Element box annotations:
****
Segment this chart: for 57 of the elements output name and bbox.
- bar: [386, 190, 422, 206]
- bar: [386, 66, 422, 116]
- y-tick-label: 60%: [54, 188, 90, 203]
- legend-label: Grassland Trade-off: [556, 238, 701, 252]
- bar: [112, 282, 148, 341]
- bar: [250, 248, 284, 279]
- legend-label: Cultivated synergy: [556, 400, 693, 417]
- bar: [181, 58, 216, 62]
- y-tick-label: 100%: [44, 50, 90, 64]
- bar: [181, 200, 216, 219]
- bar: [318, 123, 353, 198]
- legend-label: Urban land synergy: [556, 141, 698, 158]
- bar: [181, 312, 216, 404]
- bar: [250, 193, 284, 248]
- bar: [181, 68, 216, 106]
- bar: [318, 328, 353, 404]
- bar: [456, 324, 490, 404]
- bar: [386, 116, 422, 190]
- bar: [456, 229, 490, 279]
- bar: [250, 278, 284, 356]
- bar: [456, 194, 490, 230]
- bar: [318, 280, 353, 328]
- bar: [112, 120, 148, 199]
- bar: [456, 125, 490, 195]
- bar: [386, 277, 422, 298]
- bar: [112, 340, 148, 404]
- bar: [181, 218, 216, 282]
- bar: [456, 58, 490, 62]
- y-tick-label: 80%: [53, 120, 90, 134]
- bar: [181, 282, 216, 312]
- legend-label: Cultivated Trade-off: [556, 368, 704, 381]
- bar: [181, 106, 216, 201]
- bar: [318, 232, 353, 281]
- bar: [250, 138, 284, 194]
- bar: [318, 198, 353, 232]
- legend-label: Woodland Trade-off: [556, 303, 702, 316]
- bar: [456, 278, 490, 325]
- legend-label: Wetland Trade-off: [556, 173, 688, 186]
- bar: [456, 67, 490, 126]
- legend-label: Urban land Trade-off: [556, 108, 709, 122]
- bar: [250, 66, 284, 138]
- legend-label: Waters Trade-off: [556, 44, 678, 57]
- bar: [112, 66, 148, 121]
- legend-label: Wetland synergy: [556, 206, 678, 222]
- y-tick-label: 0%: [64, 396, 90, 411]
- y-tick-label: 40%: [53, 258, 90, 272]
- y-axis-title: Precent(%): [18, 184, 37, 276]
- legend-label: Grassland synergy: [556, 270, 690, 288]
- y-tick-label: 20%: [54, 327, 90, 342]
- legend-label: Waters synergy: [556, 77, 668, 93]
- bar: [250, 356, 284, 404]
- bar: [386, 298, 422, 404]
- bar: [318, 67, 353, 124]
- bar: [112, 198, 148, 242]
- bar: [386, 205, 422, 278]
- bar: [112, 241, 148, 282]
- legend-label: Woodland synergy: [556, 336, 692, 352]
****
[Given request] Rewrite the rows above, switching every "Trade-off" to "trade-off" and leaving everything else unchanged.

[The solution]
Segment this chart: for 57 of the elements output name and bbox.
- bar: [386, 190, 422, 206]
- bar: [386, 66, 422, 116]
- y-tick-label: 60%: [54, 188, 90, 203]
- legend-label: Grassland trade-off: [556, 238, 701, 252]
- bar: [112, 282, 148, 341]
- bar: [250, 248, 284, 279]
- legend-label: Cultivated synergy: [556, 400, 693, 417]
- bar: [181, 58, 216, 62]
- y-tick-label: 100%: [44, 50, 90, 64]
- bar: [181, 200, 216, 219]
- bar: [318, 123, 353, 198]
- legend-label: Urban land synergy: [556, 141, 698, 158]
- bar: [181, 312, 216, 404]
- bar: [250, 193, 284, 248]
- bar: [181, 68, 216, 106]
- bar: [318, 328, 353, 404]
- bar: [456, 324, 490, 404]
- bar: [386, 116, 422, 190]
- bar: [456, 229, 490, 279]
- bar: [250, 278, 284, 356]
- bar: [456, 194, 490, 230]
- bar: [318, 280, 353, 328]
- bar: [112, 120, 148, 199]
- bar: [456, 125, 490, 195]
- bar: [386, 277, 422, 298]
- bar: [112, 340, 148, 404]
- bar: [181, 218, 216, 282]
- bar: [456, 58, 490, 62]
- y-tick-label: 80%: [53, 120, 90, 134]
- bar: [181, 282, 216, 312]
- legend-label: Cultivated trade-off: [556, 368, 704, 381]
- bar: [181, 106, 216, 201]
- bar: [318, 232, 353, 281]
- bar: [250, 138, 284, 194]
- bar: [318, 198, 353, 232]
- legend-label: Woodland trade-off: [556, 303, 702, 316]
- bar: [456, 278, 490, 325]
- legend-label: Wetland trade-off: [556, 173, 688, 186]
- bar: [456, 67, 490, 126]
- legend-label: Urban land trade-off: [556, 108, 709, 122]
- bar: [250, 66, 284, 138]
- legend-label: Waters trade-off: [556, 44, 678, 57]
- bar: [112, 66, 148, 121]
- legend-label: Wetland synergy: [556, 206, 678, 222]
- y-tick-label: 0%: [64, 396, 90, 411]
- y-tick-label: 40%: [53, 258, 90, 272]
- y-axis-title: Precent(%): [18, 184, 37, 276]
- legend-label: Grassland synergy: [556, 270, 690, 288]
- y-tick-label: 20%: [54, 327, 90, 342]
- legend-label: Waters synergy: [556, 77, 668, 93]
- bar: [250, 356, 284, 404]
- bar: [386, 298, 422, 404]
- bar: [318, 67, 353, 124]
- bar: [112, 198, 148, 242]
- bar: [386, 205, 422, 278]
- bar: [112, 241, 148, 282]
- legend-label: Woodland synergy: [556, 336, 692, 352]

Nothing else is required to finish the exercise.